**TASK GOAL**
The exercise asks you to copy every line below in which "Output" appears.

**DATA FOR THE TASK**
-=-=-

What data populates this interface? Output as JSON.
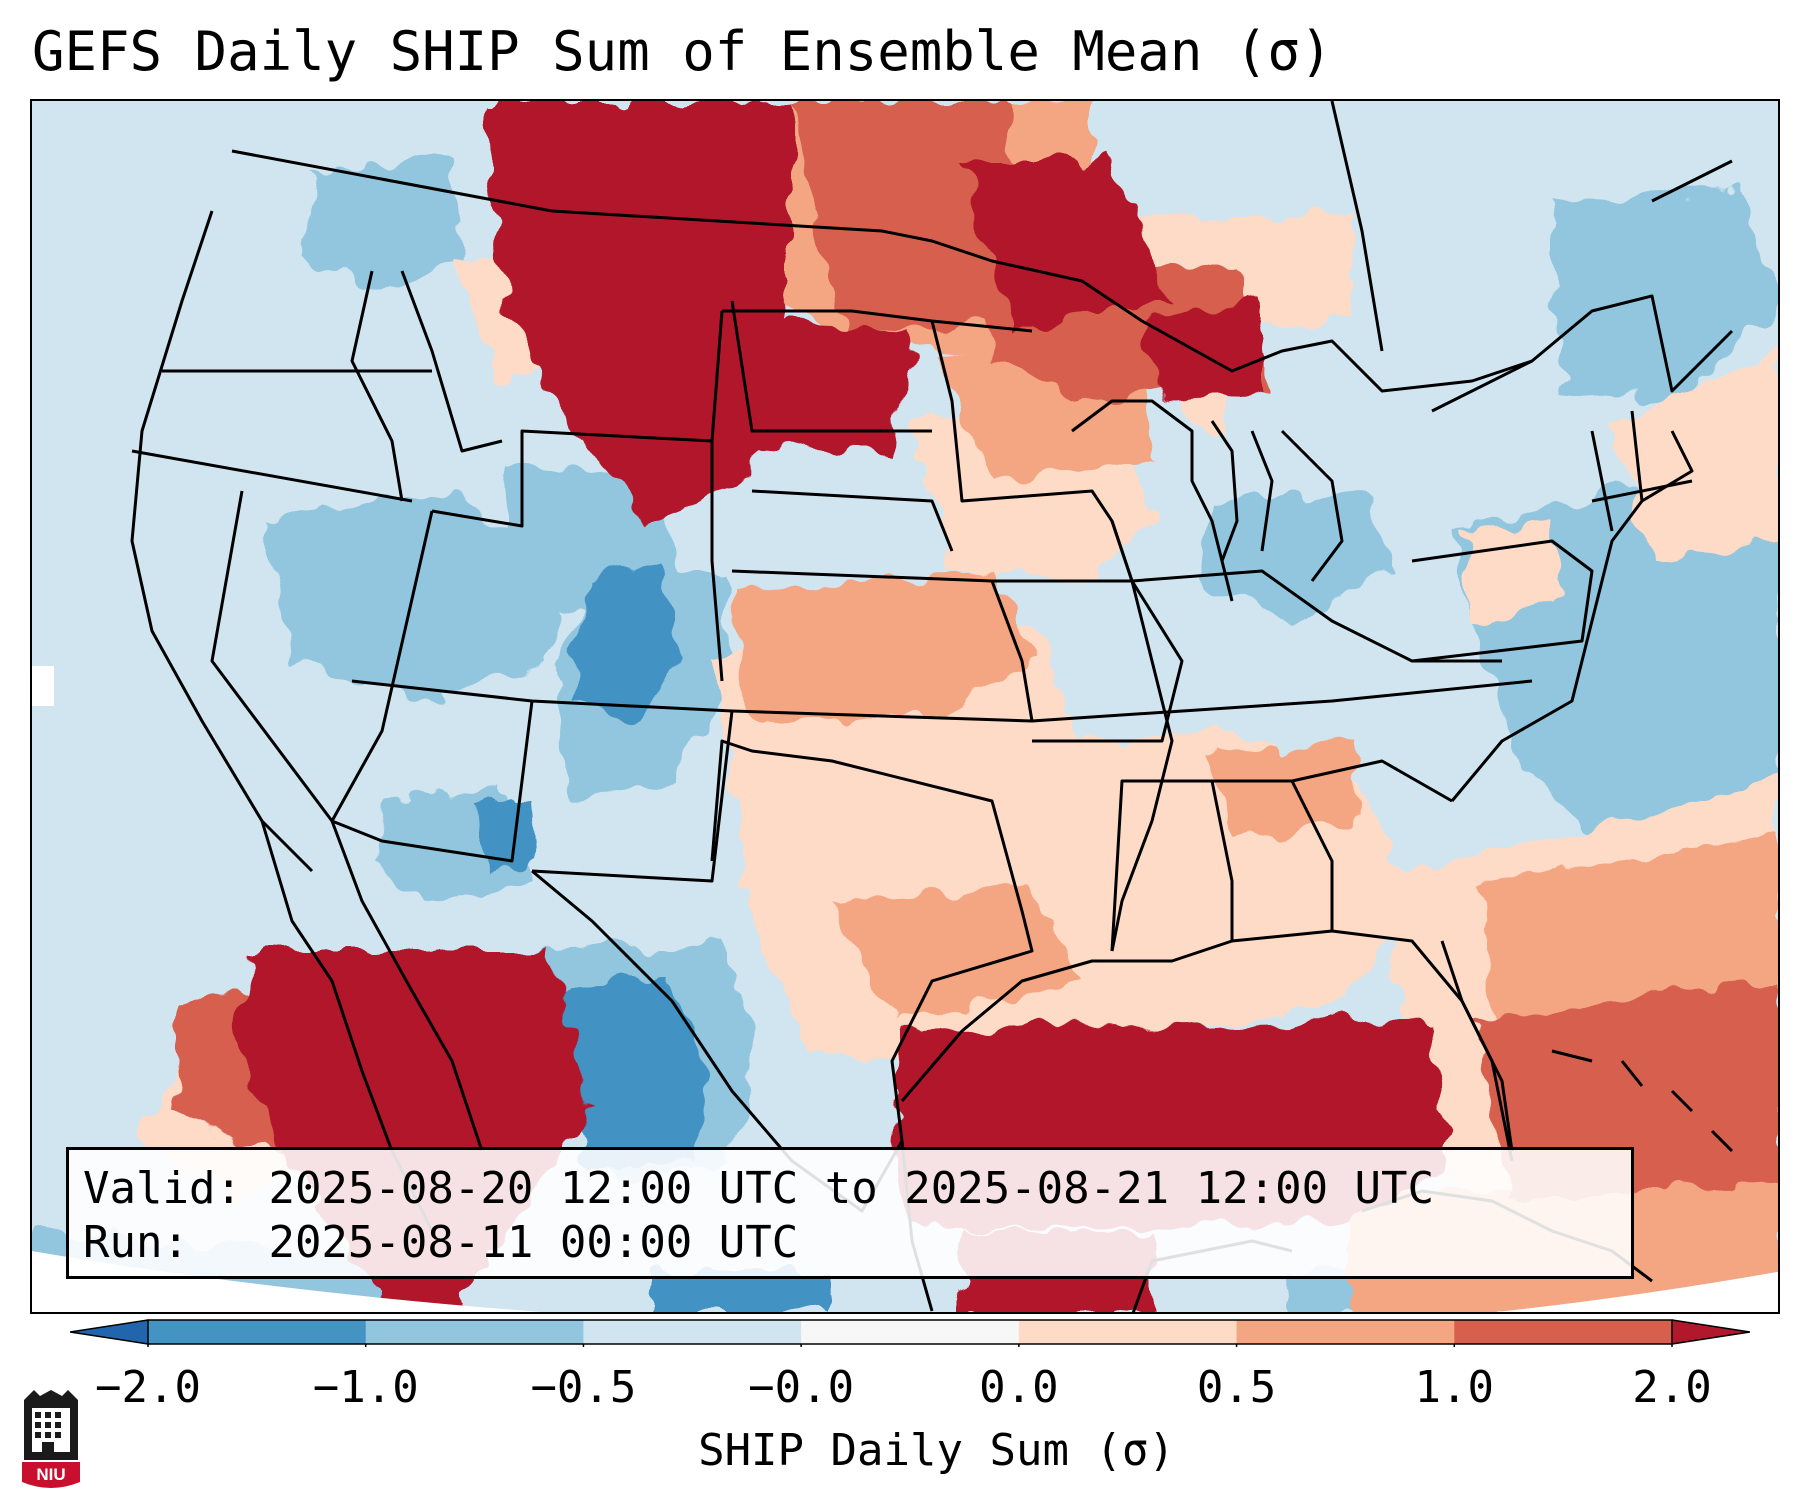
{
  "title": "GEFS Daily SHIP Sum of Ensemble Mean (σ)",
  "info": {
    "valid_label": "Valid:",
    "valid_value": "2025-08-20 12:00 UTC to 2025-08-21 12:00 UTC",
    "run_label": "Run:",
    "run_value": "2025-08-11 00:00 UTC"
  },
  "colorbar": {
    "label": "SHIP Daily Sum (σ)",
    "ticks": [
      "−2.0",
      "−1.0",
      "−0.5",
      "−0.0",
      "0.0",
      "0.5",
      "1.0",
      "2.0"
    ],
    "bins": [
      {
        "min": -2.0,
        "max": -1.0,
        "color": "#4393c3"
      },
      {
        "min": -1.0,
        "max": -0.5,
        "color": "#92c5de"
      },
      {
        "min": -0.5,
        "max": -0.0,
        "color": "#d1e5f0"
      },
      {
        "min": -0.0,
        "max": 0.0,
        "color": "#f7f7f7"
      },
      {
        "min": 0.0,
        "max": 0.5,
        "color": "#fddbc7"
      },
      {
        "min": 0.5,
        "max": 1.0,
        "color": "#f4a582"
      },
      {
        "min": 1.0,
        "max": 2.0,
        "color": "#d6604d"
      }
    ],
    "under_color": "#2166ac",
    "over_color": "#b2182b"
  },
  "logo": {
    "text": "NIU",
    "icon": "niu-logo-icon",
    "colors": {
      "dark": "#1a1a1a",
      "red": "#c8102e"
    }
  },
  "regions": [
    {
      "name": "northern-plains-high",
      "level": "over"
    },
    {
      "name": "gulf-coast-high",
      "level": "over"
    },
    {
      "name": "mexico-west-high",
      "level": "over"
    },
    {
      "name": "atlantic-offshore-high",
      "level": "1.0"
    },
    {
      "name": "four-corners-low",
      "level": "-1.0"
    },
    {
      "name": "west-texas-low",
      "level": "-1.0"
    },
    {
      "name": "western-atlantic-low",
      "level": "-0.5"
    }
  ]
}
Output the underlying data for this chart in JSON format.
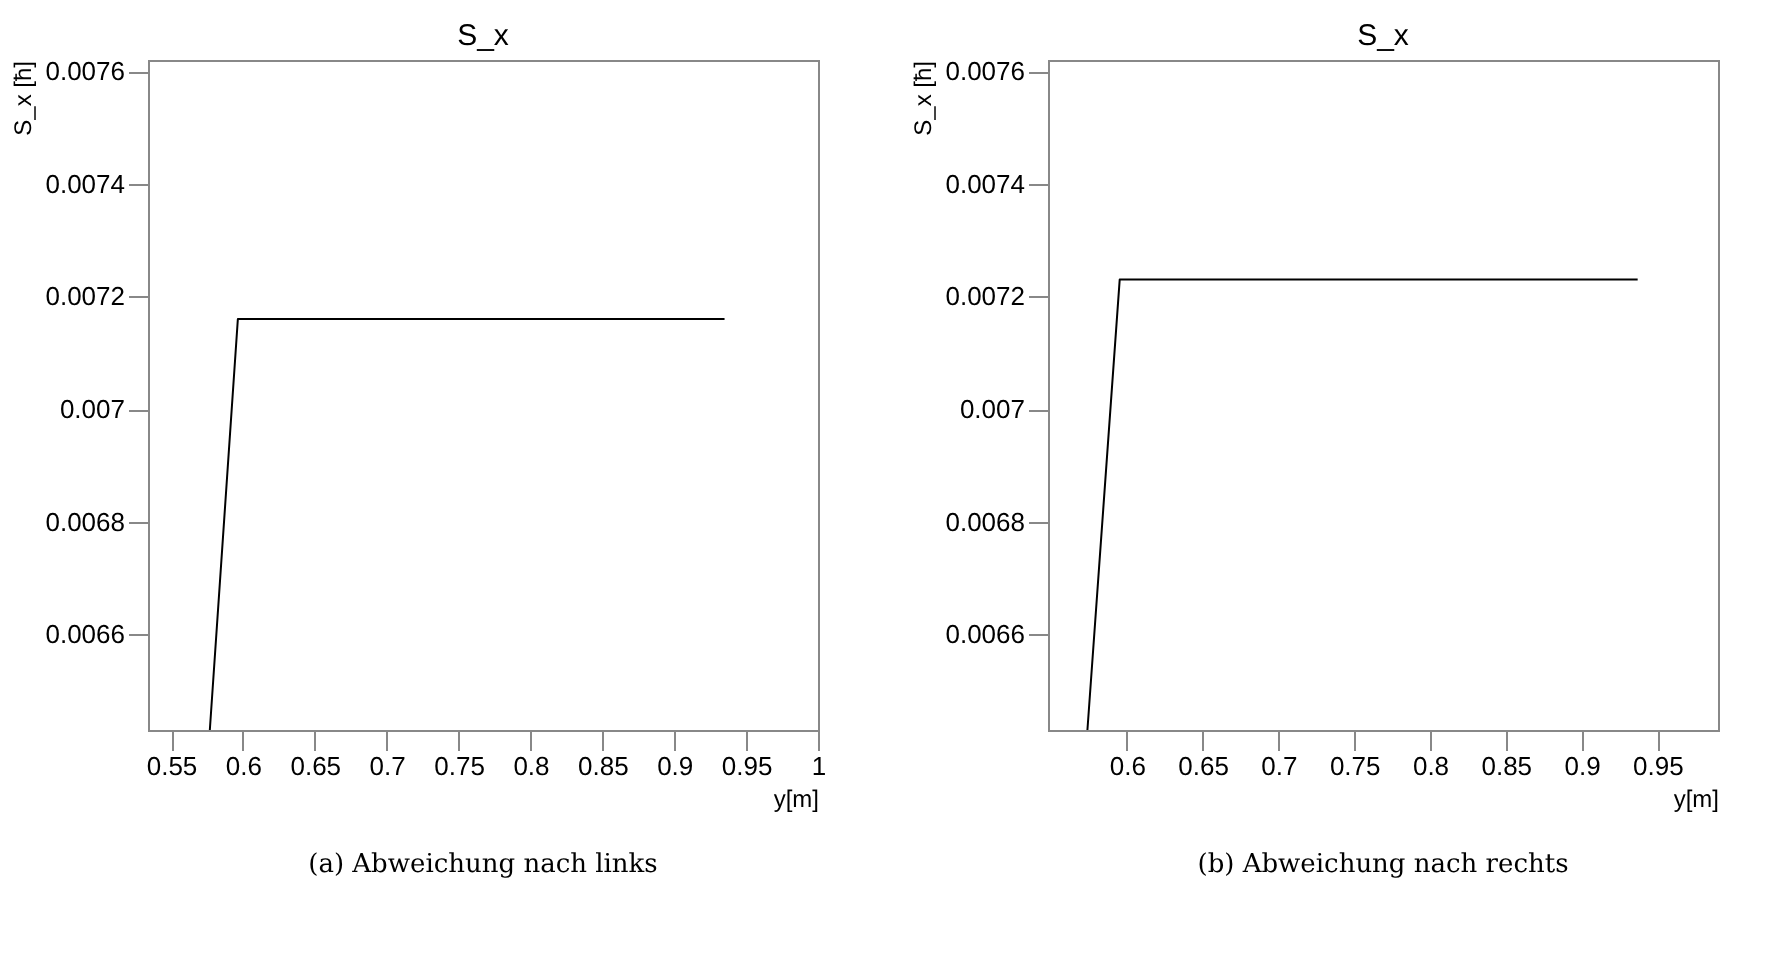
{
  "chart_data": [
    {
      "type": "line",
      "title": "S_x",
      "xlabel": "y[m]",
      "ylabel": "S_x [ħ]",
      "annotations": [
        "(a) Abweichung nach links"
      ],
      "xlim": [
        0.534,
        1.0
      ],
      "xticks": [
        0.55,
        0.6,
        0.65,
        0.7,
        0.75,
        0.8,
        0.85,
        0.9,
        0.95,
        1
      ],
      "ylim": [
        0.00643,
        0.00762
      ],
      "yticks": [
        0.0066,
        0.0068,
        0.007,
        0.0072,
        0.0074,
        0.0076
      ],
      "grid": false,
      "legend": false,
      "series": [
        {
          "color": "#000000",
          "x": [
            0.577,
            0.5965,
            0.935
          ],
          "values": [
            0.00643,
            0.00716,
            0.00716
          ]
        }
      ]
    },
    {
      "type": "line",
      "title": "S_x",
      "xlabel": "y[m]",
      "ylabel": "S_x [ħ]",
      "annotations": [
        "(b) Abweichung nach rechts"
      ],
      "xlim": [
        0.548,
        0.99
      ],
      "xticks": [
        0.6,
        0.65,
        0.7,
        0.75,
        0.8,
        0.85,
        0.9,
        0.95
      ],
      "ylim": [
        0.00643,
        0.00762
      ],
      "yticks": [
        0.0066,
        0.0068,
        0.007,
        0.0072,
        0.0074,
        0.0076
      ],
      "grid": false,
      "legend": false,
      "series": [
        {
          "color": "#000000",
          "x": [
            0.574,
            0.5953,
            0.937
          ],
          "values": [
            0.00643,
            0.00723,
            0.00723
          ]
        }
      ]
    }
  ]
}
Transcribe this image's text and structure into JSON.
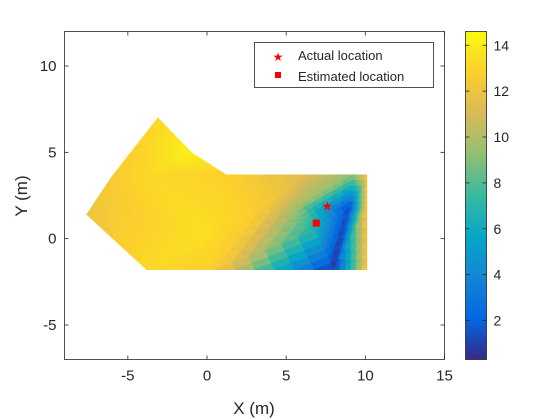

-=-=-

**REPLY TO THE EXERCISE**
What data populates this interface? Output as JSON.
Output the underlying data for this chart in JSON format.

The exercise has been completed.